Objective >> Filter the records for lines holding the string "title".

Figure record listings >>
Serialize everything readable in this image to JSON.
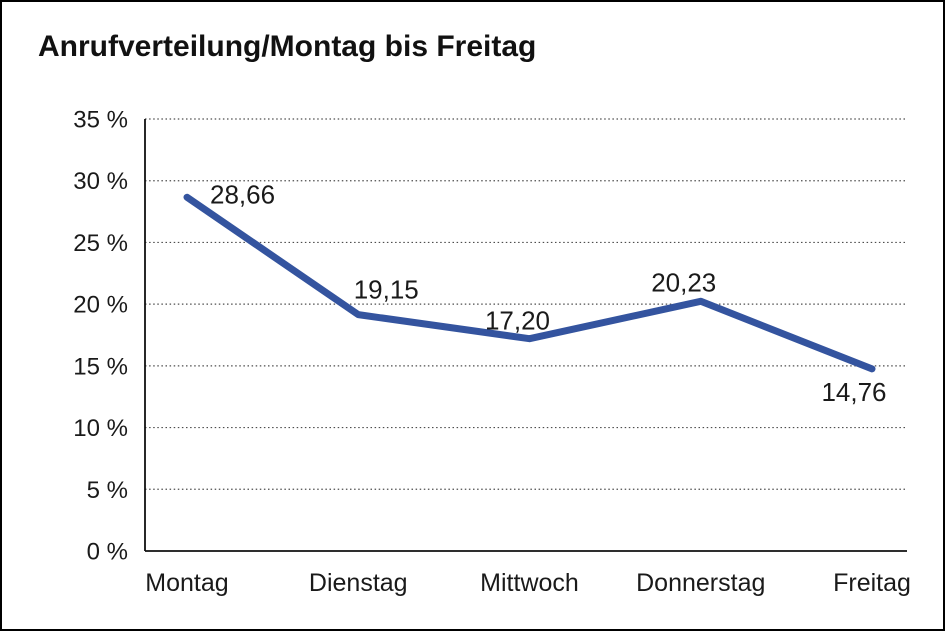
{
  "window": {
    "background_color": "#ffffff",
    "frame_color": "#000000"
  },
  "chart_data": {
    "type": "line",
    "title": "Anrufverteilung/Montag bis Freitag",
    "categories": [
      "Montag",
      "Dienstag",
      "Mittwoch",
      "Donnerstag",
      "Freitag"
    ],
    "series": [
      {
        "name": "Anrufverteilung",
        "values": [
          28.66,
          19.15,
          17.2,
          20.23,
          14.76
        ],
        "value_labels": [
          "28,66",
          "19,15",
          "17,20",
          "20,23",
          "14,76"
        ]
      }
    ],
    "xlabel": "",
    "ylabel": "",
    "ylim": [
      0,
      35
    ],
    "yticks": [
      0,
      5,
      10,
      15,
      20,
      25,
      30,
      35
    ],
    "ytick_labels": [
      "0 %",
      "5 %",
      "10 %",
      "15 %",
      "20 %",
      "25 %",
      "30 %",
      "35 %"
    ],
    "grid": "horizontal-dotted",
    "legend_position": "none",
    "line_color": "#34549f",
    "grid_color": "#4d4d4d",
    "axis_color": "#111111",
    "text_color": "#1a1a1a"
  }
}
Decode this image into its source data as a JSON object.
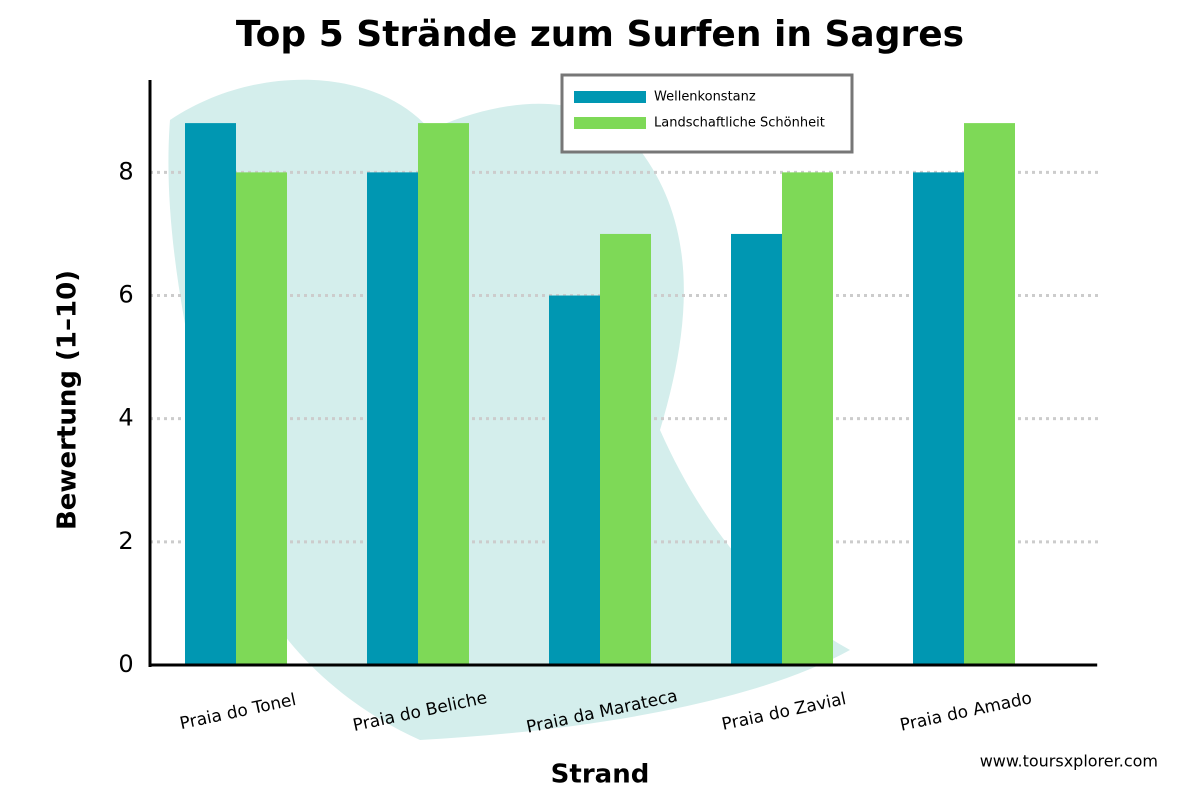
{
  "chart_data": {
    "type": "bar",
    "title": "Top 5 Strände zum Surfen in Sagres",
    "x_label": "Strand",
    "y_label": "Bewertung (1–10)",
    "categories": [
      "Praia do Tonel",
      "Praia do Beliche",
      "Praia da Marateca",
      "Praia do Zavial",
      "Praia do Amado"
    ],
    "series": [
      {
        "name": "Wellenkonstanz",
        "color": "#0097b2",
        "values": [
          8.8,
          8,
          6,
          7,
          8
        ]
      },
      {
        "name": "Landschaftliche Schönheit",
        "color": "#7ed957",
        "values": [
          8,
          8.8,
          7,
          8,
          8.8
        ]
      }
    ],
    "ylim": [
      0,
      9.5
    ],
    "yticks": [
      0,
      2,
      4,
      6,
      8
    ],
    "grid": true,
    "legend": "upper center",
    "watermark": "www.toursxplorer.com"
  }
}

Result of the task >>
    "title": "Anrufverteilung/Montag bis Freitag",
    "title": "Top 5 Strände zum Surfen in Sagres",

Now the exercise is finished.